» GOAL: Work through the material below and count the lines holding the word "Wisconsin"; give that count and nothing more.

* Start *

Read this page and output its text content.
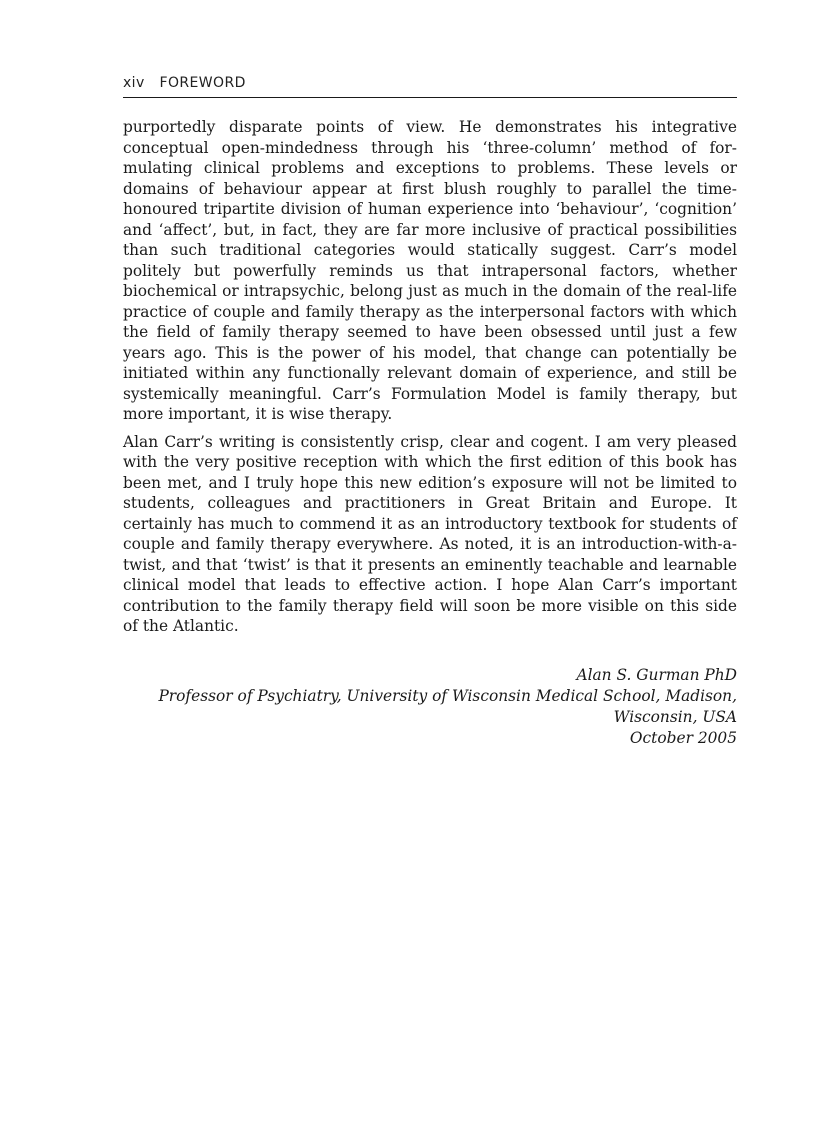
xiv FOREWORD

purportedly disparate points of view. He demonstrates his integrative conceptual open-mindedness through his ‘three-column’ method of formulating clinical problems and exceptions to problems. These levels or domains of behaviour appear at first blush roughly to parallel the timehonoured tripartite division of human experience into ‘behaviour’, ‘cognition’ and ‘affect’, but, in fact, they are far more inclusive of practical possibilities than such traditional categories would statically suggest. Carr’s model politely but powerfully reminds us that intrapersonal factors, whether biochemical or intrapsychic, belong just as much in the domain of the real-life practice of couple and family therapy as the interpersonal factors with which the field of family therapy seemed to have been obsessed until just a few years ago. This is the power of his model, that change can potentially be initiated within any functionally relevant domain of experience, and still be systemically meaningful. Carr’s Formulation Model is family therapy, but more important, it is wise therapy.

Alan Carr’s writing is consistently crisp, clear and cogent. I am very pleased with the very positive reception with which the first edition of this book has been met, and I truly hope this new edition’s exposure will not be limited to students, colleagues and practitioners in Great Britain and Europe. It certainly has much to commend it as an introductory textbook for students of couple and family therapy everywhere. As noted, it is an introduction-with-a-twist, and that ‘twist’ is that it presents an eminently teachable and learnable clinical model that leads to effective action. I hope Alan Carr’s important contribution to the family therapy field will soon be more visible on this side of the Atlantic.

Alan S. Gurman PhD
Professor of Psychiatry, University of Wisconsin Medical School, Madison,
Wisconsin, USA
October 2005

* End *

» COMPLETE ANSWER: 2